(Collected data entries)
§ §

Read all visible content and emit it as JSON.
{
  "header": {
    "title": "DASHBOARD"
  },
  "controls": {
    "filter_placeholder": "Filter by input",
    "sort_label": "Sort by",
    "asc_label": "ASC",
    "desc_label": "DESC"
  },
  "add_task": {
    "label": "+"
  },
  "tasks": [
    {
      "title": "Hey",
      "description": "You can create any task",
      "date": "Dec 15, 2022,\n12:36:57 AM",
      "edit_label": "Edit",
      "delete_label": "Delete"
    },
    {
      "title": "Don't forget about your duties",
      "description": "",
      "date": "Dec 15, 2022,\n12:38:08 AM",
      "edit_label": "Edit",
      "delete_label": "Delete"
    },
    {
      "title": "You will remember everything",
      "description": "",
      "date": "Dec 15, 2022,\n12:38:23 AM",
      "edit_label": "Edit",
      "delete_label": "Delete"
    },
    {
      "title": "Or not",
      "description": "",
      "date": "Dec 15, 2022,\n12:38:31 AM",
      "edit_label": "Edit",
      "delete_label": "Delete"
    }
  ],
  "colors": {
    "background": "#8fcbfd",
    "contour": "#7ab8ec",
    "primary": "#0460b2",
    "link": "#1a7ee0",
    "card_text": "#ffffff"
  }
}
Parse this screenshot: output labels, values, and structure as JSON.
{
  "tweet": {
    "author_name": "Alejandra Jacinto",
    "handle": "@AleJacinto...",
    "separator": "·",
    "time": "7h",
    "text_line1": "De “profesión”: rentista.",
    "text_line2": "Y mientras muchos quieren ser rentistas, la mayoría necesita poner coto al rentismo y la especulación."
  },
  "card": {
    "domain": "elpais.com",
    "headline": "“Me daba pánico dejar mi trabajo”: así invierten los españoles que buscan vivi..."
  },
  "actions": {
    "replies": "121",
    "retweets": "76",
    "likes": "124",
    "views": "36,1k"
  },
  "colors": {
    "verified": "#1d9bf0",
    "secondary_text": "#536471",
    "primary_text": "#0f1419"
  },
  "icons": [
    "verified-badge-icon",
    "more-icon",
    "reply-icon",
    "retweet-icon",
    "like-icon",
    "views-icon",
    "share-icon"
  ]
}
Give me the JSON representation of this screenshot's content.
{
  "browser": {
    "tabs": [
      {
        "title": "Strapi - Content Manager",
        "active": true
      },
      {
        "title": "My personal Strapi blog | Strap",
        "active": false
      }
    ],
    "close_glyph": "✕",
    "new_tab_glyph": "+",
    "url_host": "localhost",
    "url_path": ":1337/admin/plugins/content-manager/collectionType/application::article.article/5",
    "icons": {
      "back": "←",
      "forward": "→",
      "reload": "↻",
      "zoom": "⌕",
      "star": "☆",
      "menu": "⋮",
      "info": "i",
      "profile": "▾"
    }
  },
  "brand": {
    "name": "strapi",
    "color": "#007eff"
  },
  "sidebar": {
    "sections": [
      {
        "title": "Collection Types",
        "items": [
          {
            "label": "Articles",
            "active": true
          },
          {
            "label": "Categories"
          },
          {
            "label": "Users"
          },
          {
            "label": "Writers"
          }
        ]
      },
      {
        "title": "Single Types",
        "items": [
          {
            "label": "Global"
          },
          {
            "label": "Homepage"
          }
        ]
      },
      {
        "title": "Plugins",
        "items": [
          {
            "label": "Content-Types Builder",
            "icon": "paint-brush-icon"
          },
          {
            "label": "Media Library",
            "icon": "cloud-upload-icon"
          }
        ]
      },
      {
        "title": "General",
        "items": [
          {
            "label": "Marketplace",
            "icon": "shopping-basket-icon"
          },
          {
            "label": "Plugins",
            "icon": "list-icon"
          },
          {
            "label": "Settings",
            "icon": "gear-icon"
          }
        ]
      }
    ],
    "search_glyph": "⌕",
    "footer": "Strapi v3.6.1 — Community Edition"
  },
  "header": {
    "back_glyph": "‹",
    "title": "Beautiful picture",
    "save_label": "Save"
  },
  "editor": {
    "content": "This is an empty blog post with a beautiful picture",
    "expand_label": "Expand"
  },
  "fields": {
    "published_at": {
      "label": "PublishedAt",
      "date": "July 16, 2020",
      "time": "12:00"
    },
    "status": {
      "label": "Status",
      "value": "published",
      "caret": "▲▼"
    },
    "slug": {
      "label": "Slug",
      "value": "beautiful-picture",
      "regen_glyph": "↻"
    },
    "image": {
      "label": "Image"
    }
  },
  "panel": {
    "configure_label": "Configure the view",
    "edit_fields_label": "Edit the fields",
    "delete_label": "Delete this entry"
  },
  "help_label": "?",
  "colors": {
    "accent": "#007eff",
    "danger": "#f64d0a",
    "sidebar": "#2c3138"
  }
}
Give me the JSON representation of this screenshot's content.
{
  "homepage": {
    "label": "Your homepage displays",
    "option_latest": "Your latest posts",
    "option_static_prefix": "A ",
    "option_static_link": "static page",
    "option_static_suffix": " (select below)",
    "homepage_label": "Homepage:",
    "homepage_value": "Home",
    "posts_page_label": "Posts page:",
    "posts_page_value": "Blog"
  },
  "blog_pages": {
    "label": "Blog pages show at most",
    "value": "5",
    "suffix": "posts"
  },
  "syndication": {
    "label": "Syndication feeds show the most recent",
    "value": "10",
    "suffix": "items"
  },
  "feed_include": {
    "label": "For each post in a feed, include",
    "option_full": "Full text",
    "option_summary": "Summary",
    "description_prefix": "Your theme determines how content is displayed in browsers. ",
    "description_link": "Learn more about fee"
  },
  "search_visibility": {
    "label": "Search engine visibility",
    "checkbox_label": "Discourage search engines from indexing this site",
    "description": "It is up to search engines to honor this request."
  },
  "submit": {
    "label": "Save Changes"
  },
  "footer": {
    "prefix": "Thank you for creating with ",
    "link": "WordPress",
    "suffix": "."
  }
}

§ §

### WHAT YOU HAVE TO DO:
Reproduce all data above, unchanged.

### REPLY:
Read all visible content and emit it as JSON.
{
  "header": {
    "title": "DASHBOARD"
  },
  "controls": {
    "filter_placeholder": "Filter by input",
    "sort_label": "Sort by",
    "asc_label": "ASC",
    "desc_label": "DESC"
  },
  "add_task": {
    "label": "+"
  },
  "tasks": [
    {
      "title": "Hey",
      "description": "You can create any task",
      "date": "Dec 15, 2022,\n12:36:57 AM",
      "edit_label": "Edit",
      "delete_label": "Delete"
    },
    {
      "title": "Don't forget about your duties",
      "description": "",
      "date": "Dec 15, 2022,\n12:38:08 AM",
      "edit_label": "Edit",
      "delete_label": "Delete"
    },
    {
      "title": "You will remember everything",
      "description": "",
      "date": "Dec 15, 2022,\n12:38:23 AM",
      "edit_label": "Edit",
      "delete_label": "Delete"
    },
    {
      "title": "Or not",
      "description": "",
      "date": "Dec 15, 2022,\n12:38:31 AM",
      "edit_label": "Edit",
      "delete_label": "Delete"
    }
  ],
  "colors": {
    "background": "#8fcbfd",
    "contour": "#7ab8ec",
    "primary": "#0460b2",
    "link": "#1a7ee0",
    "card_text": "#ffffff"
  }
}
Parse this screenshot: output labels, values, and structure as JSON.
{
  "tweet": {
    "author_name": "Alejandra Jacinto",
    "handle": "@AleJacinto...",
    "separator": "·",
    "time": "7h",
    "text_line1": "De “profesión”: rentista.",
    "text_line2": "Y mientras muchos quieren ser rentistas, la mayoría necesita poner coto al rentismo y la especulación."
  },
  "card": {
    "domain": "elpais.com",
    "headline": "“Me daba pánico dejar mi trabajo”: así invierten los españoles que buscan vivi..."
  },
  "actions": {
    "replies": "121",
    "retweets": "76",
    "likes": "124",
    "views": "36,1k"
  },
  "colors": {
    "verified": "#1d9bf0",
    "secondary_text": "#536471",
    "primary_text": "#0f1419"
  },
  "icons": [
    "verified-badge-icon",
    "more-icon",
    "reply-icon",
    "retweet-icon",
    "like-icon",
    "views-icon",
    "share-icon"
  ]
}
Give me the JSON representation of this screenshot's content.
{
  "browser": {
    "tabs": [
      {
        "title": "Strapi - Content Manager",
        "active": true
      },
      {
        "title": "My personal Strapi blog | Strap",
        "active": false
      }
    ],
    "close_glyph": "✕",
    "new_tab_glyph": "+",
    "url_host": "localhost",
    "url_path": ":1337/admin/plugins/content-manager/collectionType/application::article.article/5",
    "icons": {
      "back": "←",
      "forward": "→",
      "reload": "↻",
      "zoom": "⌕",
      "star": "☆",
      "menu": "⋮",
      "info": "i",
      "profile": "▾"
    }
  },
  "brand": {
    "name": "strapi",
    "color": "#007eff"
  },
  "sidebar": {
    "sections": [
      {
        "title": "Collection Types",
        "items": [
          {
            "label": "Articles",
            "active": true
          },
          {
            "label": "Categories"
          },
          {
            "label": "Users"
          },
          {
            "label": "Writers"
          }
        ]
      },
      {
        "title": "Single Types",
        "items": [
          {
            "label": "Global"
          },
          {
            "label": "Homepage"
          }
        ]
      },
      {
        "title": "Plugins",
        "items": [
          {
            "label": "Content-Types Builder",
            "icon": "paint-brush-icon"
          },
          {
            "label": "Media Library",
            "icon": "cloud-upload-icon"
          }
        ]
      },
      {
        "title": "General",
        "items": [
          {
            "label": "Marketplace",
            "icon": "shopping-basket-icon"
          },
          {
            "label": "Plugins",
            "icon": "list-icon"
          },
          {
            "label": "Settings",
            "icon": "gear-icon"
          }
        ]
      }
    ],
    "search_glyph": "⌕",
    "footer": "Strapi v3.6.1 — Community Edition"
  },
  "header": {
    "back_glyph": "‹",
    "title": "Beautiful picture",
    "save_label": "Save"
  },
  "editor": {
    "content": "This is an empty blog post with a beautiful picture",
    "expand_label": "Expand"
  },
  "fields": {
    "published_at": {
      "label": "PublishedAt",
      "date": "July 16, 2020",
      "time": "12:00"
    },
    "status": {
      "label": "Status",
      "value": "published",
      "caret": "▲▼"
    },
    "slug": {
      "label": "Slug",
      "value": "beautiful-picture",
      "regen_glyph": "↻"
    },
    "image": {
      "label": "Image"
    }
  },
  "panel": {
    "configure_label": "Configure the view",
    "edit_fields_label": "Edit the fields",
    "delete_label": "Delete this entry"
  },
  "help_label": "?",
  "colors": {
    "accent": "#007eff",
    "danger": "#f64d0a",
    "sidebar": "#2c3138"
  }
}
Give me the JSON representation of this screenshot's content.
{
  "homepage": {
    "label": "Your homepage displays",
    "option_latest": "Your latest posts",
    "option_static_prefix": "A ",
    "option_static_link": "static page",
    "option_static_suffix": " (select below)",
    "homepage_label": "Homepage:",
    "homepage_value": "Home",
    "posts_page_label": "Posts page:",
    "posts_page_value": "Blog"
  },
  "blog_pages": {
    "label": "Blog pages show at most",
    "value": "5",
    "suffix": "posts"
  },
  "syndication": {
    "label": "Syndication feeds show the most recent",
    "value": "10",
    "suffix": "items"
  },
  "feed_include": {
    "label": "For each post in a feed, include",
    "option_full": "Full text",
    "option_summary": "Summary",
    "description_prefix": "Your theme determines how content is displayed in browsers. ",
    "description_link": "Learn more about fee"
  },
  "search_visibility": {
    "label": "Search engine visibility",
    "checkbox_label": "Discourage search engines from indexing this site",
    "description": "It is up to search engines to honor this request."
  },
  "submit": {
    "label": "Save Changes"
  },
  "footer": {
    "prefix": "Thank you for creating with ",
    "link": "WordPress",
    "suffix": "."
  }
}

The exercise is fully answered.